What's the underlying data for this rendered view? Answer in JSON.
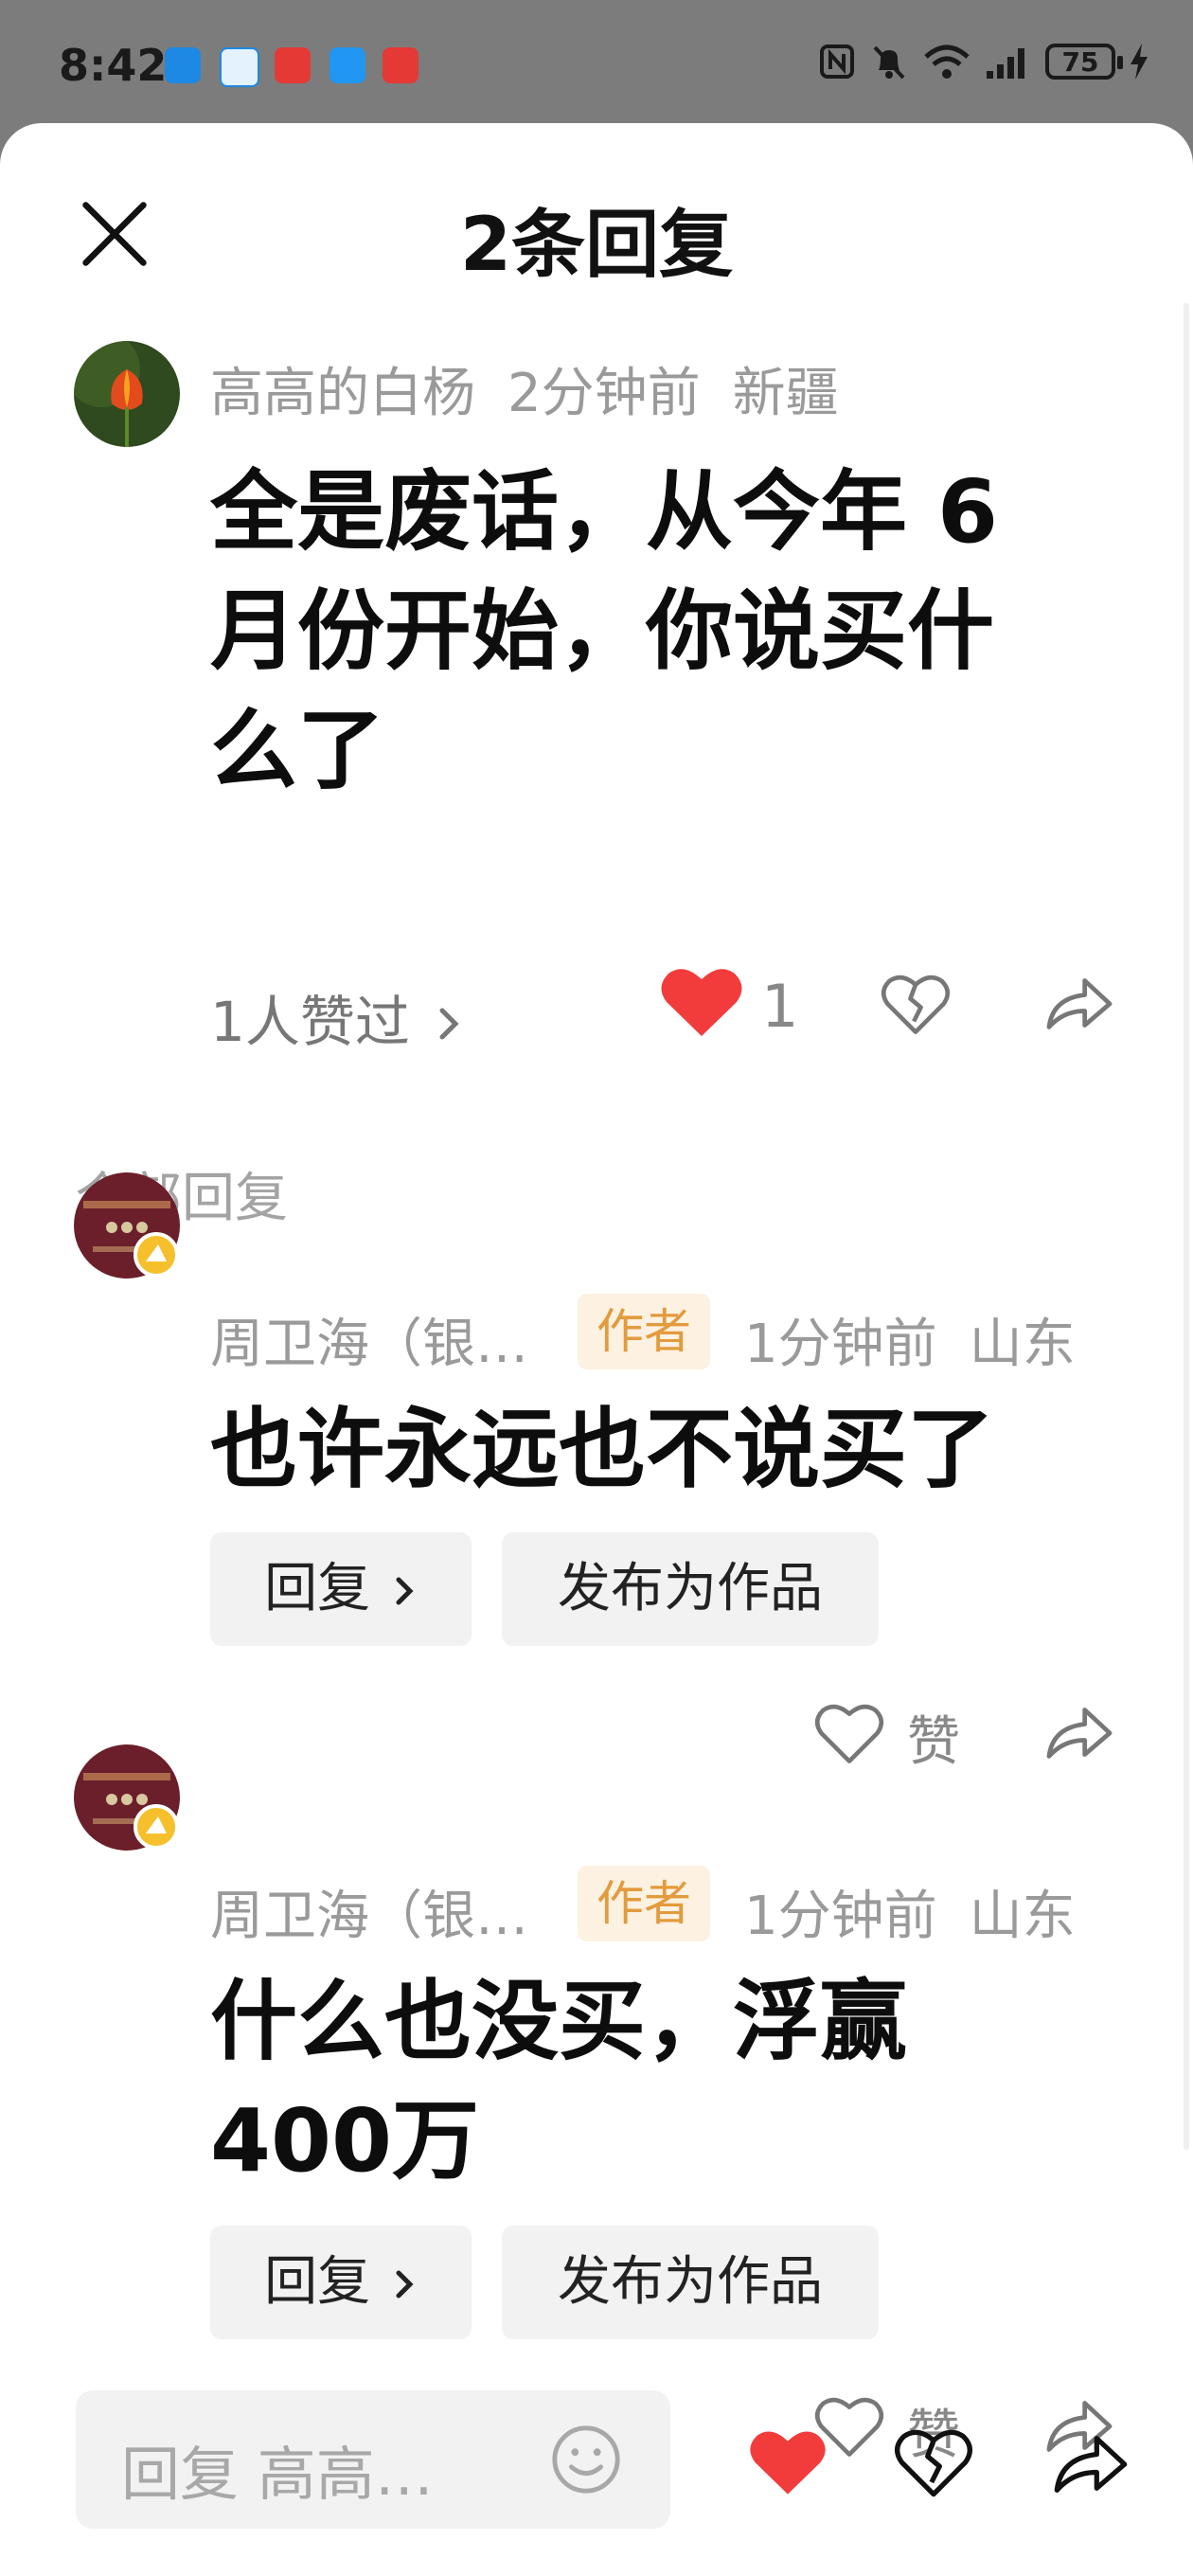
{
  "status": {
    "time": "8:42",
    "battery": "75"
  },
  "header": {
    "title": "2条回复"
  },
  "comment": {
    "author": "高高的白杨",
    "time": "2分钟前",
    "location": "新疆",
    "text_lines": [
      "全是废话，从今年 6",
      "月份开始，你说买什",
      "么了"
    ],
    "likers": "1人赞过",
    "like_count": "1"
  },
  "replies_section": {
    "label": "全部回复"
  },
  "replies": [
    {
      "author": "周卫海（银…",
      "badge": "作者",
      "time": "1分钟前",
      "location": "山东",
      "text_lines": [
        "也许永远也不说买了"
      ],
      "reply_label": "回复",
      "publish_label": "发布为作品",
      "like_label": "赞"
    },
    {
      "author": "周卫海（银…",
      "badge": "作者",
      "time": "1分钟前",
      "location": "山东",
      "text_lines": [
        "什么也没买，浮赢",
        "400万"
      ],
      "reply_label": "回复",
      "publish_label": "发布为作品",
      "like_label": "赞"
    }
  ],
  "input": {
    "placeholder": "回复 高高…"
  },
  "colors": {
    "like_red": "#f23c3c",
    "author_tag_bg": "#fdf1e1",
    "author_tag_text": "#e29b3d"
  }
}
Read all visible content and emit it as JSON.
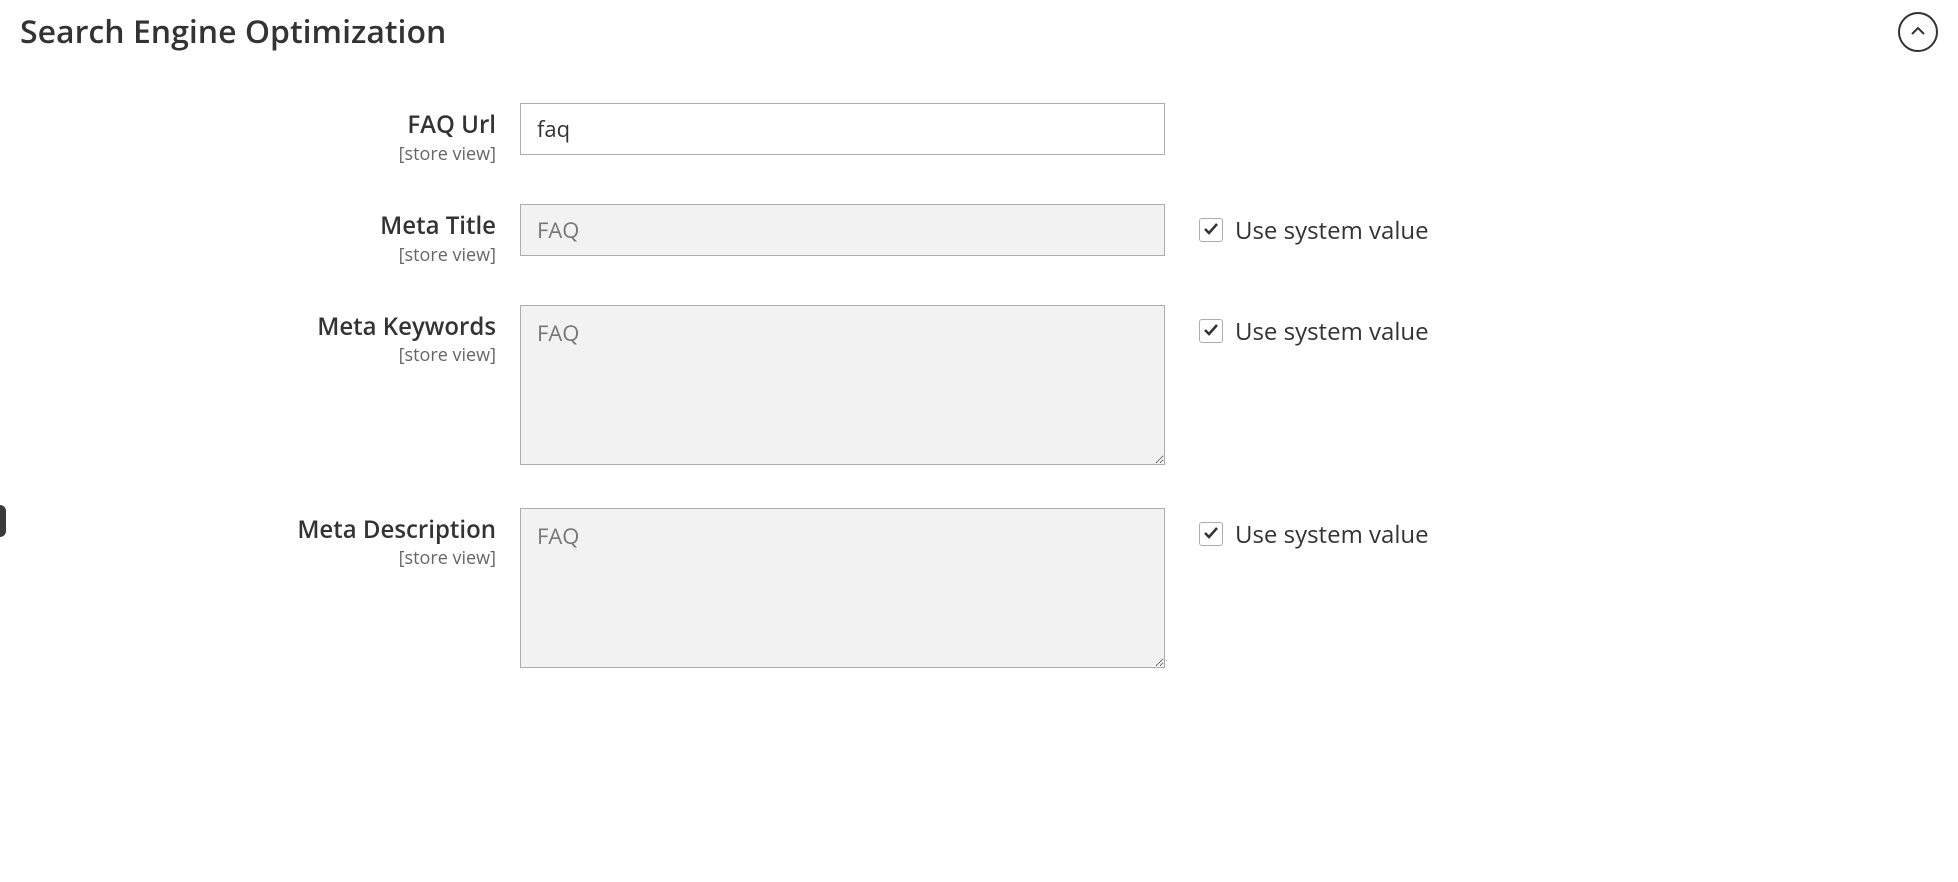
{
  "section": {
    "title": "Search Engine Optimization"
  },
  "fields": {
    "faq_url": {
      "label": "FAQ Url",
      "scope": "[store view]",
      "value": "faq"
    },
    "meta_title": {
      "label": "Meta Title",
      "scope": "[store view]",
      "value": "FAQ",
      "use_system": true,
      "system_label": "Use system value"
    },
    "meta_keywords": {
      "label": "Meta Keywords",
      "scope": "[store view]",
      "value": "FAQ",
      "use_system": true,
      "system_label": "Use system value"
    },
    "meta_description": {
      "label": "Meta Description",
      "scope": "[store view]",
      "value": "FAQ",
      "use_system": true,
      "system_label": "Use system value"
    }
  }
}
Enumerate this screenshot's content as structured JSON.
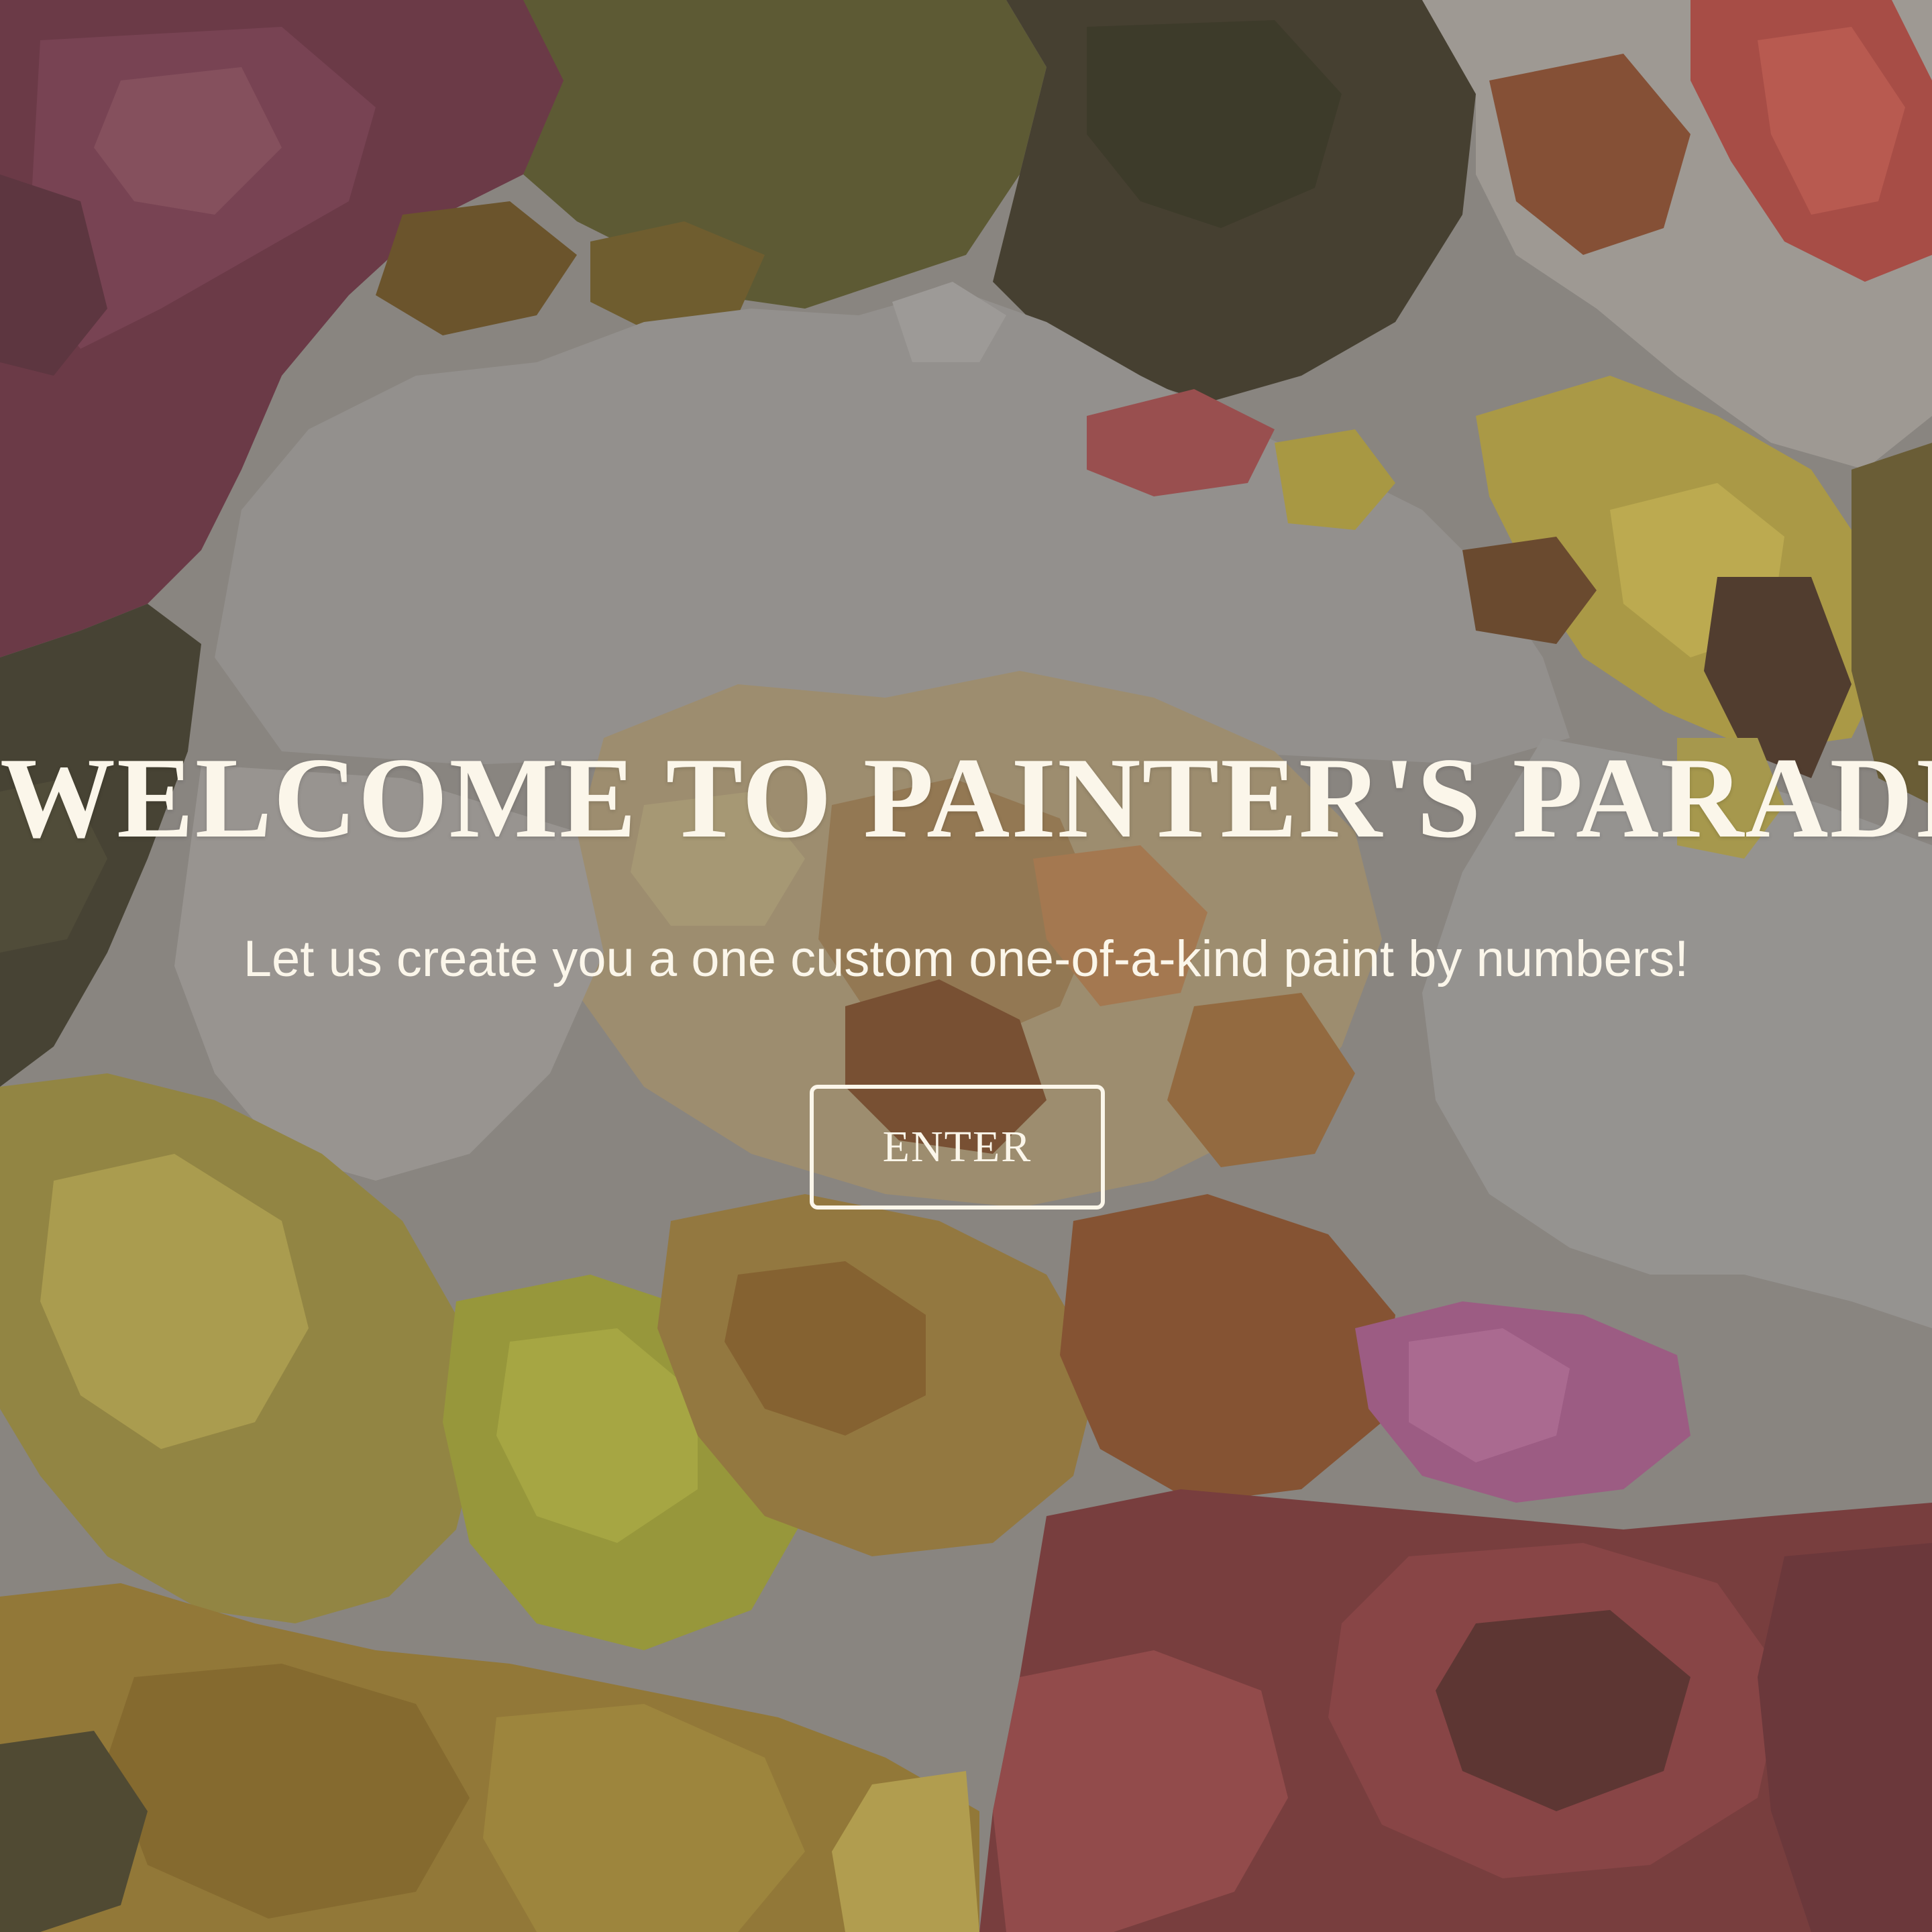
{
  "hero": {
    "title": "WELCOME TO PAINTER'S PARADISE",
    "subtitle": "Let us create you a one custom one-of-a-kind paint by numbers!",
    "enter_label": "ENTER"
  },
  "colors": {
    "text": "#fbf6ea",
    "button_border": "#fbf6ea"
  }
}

----------

• WHAT YOU NEED TO DO: Make an exact copy of the lines of the records from the line containing "Enumerate this screenshot's" through the final line, both ends included, but not of the pictures.

• TASK RESULT:
Enumerate this screenshot's content as structured JSON.
{
  "hero": {
    "title": "WELCOME TO PAINTER'S PARADISE",
    "subtitle": "Let us create you a one custom one-of-a-kind paint by numbers!",
    "enter_label": "ENTER"
  },
  "colors": {
    "text": "#fbf6ea",
    "button_border": "#fbf6ea"
  }
}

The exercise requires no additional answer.